What you are asked to do »
Reproduce each record exactly.

Stored records »
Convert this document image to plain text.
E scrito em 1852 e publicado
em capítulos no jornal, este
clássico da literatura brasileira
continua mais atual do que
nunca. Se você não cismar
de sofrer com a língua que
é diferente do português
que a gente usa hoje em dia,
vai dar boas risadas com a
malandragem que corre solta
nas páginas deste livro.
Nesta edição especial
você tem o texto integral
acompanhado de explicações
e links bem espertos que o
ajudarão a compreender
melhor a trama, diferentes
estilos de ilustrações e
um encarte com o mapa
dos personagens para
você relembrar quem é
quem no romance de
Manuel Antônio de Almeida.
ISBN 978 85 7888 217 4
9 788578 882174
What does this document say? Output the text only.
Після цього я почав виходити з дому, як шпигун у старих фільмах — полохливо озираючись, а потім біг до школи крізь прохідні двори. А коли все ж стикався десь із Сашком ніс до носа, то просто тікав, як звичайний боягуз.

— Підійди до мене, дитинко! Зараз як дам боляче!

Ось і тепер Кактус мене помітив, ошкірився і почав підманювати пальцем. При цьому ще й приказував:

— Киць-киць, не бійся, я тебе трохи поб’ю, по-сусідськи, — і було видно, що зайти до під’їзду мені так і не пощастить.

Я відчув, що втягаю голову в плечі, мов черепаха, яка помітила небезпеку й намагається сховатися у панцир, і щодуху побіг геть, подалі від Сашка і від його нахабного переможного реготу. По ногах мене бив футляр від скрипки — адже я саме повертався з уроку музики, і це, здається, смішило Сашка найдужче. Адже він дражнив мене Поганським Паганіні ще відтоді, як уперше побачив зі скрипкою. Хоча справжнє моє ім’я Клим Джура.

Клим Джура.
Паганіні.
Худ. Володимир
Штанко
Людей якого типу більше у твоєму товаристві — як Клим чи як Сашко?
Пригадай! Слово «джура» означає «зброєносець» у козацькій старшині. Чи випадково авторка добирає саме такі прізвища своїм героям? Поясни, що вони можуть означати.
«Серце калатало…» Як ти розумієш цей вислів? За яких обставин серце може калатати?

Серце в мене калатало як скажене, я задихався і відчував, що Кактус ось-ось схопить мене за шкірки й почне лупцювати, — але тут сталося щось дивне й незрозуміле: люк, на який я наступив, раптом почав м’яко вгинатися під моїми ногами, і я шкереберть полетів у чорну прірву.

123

Solution to this task »
Convert this document image to plain text.
E scrito em 1852 e publicado
em capítulos no jornal, este
clássico da literatura brasileira
continua mais atual do que
nunca. Se você não cismar
de sofrer com a língua que
é diferente do português
que a gente usa hoje em dia,
vai dar boas risadas com a
malandragem que corre solta
nas páginas deste livro.
Nesta edição especial
você tem o texto integral
acompanhado de explicações
e links bem espertos que o
ajudarão a compreender
melhor a trama, diferentes
estilos de ilustrações e
um encarte com o mapa
dos personagens para
você relembrar quem é
quem no romance de
Manuel Antônio de Almeida.
ISBN 978 85 7888 217 4
9 788578 882174
What does this document say? Output the text only.
Після цього я почав виходити з дому, як шпигун у старих фільмах — полохливо озираючись, а потім біг до школи крізь прохідні двори. А коли все ж стикався десь із Сашком ніс до носа, то просто тікав, як звичайний боягуз.

— Підійди до мене, дитинко! Зараз як дам боляче!

Ось і тепер Кактус мене помітив, ошкірився і почав підманювати пальцем. При цьому ще й приказував:

— Киць-киць, не бійся, я тебе трохи поб’ю, по-сусідськи, — і було видно, що зайти до під’їзду мені так і не пощастить.

Я відчув, що втягаю голову в плечі, мов черепаха, яка помітила небезпеку й намагається сховатися у панцир, і щодуху побіг геть, подалі від Сашка і від його нахабного переможного реготу. По ногах мене бив футляр від скрипки — адже я саме повертався з уроку музики, і це, здається, смішило Сашка найдужче. Адже він дражнив мене Поганським Паганіні ще відтоді, як уперше побачив зі скрипкою. Хоча справжнє моє ім’я Клим Джура.

Клим Джура.
Паганіні.
Худ. Володимир
Штанко
Людей якого типу більше у твоєму товаристві — як Клим чи як Сашко?
Пригадай! Слово «джура» означає «зброєносець» у козацькій старшині. Чи випадково авторка добирає саме такі прізвища своїм героям? Поясни, що вони можуть означати.
«Серце калатало…» Як ти розумієш цей вислів? За яких обставин серце може калатати?

Серце в мене калатало як скажене, я задихався і відчував, що Кактус ось-ось схопить мене за шкірки й почне лупцювати, — але тут сталося щось дивне й незрозуміле: люк, на який я наступив, раптом почав м’яко вгинатися під моїми ногами, і я шкереберть полетів у чорну прірву.

123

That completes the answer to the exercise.